__Raw data__
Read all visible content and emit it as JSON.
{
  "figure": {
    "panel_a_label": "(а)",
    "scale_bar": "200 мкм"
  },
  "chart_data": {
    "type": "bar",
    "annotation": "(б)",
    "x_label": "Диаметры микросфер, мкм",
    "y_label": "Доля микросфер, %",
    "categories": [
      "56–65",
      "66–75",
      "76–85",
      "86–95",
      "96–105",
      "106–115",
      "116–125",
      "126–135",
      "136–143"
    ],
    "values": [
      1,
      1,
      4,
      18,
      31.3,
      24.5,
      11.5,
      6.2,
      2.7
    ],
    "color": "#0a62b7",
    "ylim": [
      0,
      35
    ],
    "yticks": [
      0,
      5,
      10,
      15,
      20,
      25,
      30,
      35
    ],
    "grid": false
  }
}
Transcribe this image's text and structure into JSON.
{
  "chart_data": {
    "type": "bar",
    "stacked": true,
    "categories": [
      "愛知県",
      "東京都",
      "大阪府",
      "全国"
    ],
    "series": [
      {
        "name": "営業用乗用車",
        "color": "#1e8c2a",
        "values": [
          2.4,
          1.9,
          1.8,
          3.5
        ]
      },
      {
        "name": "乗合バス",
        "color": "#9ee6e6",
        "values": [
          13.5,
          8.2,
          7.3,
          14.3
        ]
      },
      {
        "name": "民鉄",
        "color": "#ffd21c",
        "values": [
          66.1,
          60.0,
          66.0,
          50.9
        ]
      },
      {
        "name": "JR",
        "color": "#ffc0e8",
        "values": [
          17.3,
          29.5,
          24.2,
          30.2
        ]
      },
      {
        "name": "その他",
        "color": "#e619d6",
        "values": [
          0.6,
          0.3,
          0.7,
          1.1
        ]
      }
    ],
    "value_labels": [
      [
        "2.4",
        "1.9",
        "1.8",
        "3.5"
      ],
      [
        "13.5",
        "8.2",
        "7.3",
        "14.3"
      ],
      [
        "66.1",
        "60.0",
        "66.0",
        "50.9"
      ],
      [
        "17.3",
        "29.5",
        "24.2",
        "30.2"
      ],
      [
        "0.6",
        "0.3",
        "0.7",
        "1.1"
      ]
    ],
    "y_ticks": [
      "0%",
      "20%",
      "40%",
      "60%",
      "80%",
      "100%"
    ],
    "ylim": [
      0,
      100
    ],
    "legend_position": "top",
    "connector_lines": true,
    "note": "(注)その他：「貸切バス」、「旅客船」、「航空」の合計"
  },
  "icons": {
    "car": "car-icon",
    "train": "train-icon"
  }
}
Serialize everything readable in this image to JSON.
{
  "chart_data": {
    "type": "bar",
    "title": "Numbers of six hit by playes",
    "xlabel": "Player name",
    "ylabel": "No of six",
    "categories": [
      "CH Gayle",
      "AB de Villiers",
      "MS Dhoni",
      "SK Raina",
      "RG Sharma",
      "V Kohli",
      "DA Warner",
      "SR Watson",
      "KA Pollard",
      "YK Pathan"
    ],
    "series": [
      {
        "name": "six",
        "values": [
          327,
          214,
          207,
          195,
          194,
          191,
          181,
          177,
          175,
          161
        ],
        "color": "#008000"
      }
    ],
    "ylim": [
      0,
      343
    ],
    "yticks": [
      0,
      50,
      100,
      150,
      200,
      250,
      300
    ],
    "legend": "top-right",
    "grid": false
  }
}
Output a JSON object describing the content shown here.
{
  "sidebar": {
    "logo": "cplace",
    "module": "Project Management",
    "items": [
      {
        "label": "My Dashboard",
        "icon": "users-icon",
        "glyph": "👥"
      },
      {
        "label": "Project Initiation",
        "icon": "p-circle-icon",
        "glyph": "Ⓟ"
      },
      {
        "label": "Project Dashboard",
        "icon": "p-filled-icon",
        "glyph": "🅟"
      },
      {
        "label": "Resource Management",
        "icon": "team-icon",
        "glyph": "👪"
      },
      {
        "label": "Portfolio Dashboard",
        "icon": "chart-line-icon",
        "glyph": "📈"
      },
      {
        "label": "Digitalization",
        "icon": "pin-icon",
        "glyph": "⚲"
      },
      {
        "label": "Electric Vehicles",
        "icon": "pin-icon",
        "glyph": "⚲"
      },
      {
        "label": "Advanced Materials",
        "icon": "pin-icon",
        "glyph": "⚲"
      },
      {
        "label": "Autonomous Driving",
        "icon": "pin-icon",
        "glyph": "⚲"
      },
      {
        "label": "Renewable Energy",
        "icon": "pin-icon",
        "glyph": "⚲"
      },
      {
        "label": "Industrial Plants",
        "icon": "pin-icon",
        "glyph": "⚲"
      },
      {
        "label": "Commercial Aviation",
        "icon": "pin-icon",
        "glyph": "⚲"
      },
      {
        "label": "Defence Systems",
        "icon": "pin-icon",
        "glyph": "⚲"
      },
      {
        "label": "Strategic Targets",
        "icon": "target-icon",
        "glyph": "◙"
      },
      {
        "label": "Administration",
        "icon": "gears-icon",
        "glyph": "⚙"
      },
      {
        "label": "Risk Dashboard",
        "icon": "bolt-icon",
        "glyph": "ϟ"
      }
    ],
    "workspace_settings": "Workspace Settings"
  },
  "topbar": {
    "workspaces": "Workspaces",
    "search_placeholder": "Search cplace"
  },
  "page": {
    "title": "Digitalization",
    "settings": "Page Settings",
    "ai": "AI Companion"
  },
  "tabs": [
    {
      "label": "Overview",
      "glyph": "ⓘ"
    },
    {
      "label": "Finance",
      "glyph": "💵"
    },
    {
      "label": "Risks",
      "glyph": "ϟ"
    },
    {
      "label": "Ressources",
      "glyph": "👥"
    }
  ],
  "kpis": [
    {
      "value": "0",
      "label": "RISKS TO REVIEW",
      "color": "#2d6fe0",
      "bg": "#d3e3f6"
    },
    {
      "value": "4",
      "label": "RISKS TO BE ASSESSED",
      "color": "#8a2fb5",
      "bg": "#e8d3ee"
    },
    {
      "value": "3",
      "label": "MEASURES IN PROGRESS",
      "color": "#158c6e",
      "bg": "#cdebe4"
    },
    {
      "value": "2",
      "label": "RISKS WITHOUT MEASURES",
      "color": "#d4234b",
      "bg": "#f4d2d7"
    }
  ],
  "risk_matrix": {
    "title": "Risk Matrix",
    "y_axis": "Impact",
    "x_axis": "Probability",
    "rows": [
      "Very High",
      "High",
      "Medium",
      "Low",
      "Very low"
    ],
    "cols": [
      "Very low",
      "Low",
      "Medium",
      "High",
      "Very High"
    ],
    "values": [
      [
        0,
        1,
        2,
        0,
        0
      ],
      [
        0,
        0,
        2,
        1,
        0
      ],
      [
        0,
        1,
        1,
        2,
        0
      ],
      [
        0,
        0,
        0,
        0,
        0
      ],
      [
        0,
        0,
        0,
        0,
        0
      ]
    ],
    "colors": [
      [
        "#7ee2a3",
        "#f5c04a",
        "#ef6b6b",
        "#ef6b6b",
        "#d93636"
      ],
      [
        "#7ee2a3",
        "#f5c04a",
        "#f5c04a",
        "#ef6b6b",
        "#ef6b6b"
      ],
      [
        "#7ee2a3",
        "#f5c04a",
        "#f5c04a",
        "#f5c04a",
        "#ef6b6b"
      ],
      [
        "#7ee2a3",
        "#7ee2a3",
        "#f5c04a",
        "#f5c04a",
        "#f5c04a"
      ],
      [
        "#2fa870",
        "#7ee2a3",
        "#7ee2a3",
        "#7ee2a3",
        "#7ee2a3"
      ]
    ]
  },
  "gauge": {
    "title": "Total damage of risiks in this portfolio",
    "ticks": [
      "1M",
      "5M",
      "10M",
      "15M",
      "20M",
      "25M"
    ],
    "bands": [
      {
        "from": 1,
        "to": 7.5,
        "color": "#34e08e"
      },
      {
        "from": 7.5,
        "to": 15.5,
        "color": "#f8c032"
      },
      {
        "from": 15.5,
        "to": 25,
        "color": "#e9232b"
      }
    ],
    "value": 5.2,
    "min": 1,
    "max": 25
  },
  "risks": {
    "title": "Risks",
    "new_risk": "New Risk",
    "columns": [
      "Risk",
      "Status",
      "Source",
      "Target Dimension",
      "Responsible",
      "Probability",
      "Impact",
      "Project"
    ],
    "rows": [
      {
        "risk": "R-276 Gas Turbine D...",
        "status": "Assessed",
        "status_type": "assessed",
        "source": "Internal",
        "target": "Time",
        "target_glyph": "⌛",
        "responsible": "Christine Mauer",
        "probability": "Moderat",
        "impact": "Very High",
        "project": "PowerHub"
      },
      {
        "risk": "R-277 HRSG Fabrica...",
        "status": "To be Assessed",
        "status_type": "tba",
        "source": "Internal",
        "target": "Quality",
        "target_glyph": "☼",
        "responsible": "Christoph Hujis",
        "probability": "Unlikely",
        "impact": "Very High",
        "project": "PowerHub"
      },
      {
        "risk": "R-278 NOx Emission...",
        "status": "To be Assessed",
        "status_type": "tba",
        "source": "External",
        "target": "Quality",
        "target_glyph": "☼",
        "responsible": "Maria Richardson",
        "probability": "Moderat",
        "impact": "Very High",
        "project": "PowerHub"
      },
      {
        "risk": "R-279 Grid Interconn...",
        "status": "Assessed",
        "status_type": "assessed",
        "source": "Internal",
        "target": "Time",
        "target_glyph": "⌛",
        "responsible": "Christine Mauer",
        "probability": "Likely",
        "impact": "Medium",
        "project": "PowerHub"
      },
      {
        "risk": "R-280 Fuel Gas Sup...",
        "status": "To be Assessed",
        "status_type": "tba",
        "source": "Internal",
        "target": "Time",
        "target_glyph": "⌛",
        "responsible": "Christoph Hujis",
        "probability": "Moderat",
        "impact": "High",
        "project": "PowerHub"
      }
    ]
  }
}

__What is required__
Determine the number of lines in the records that include the string "микросфер", and respond with that number only.

__Result below__
2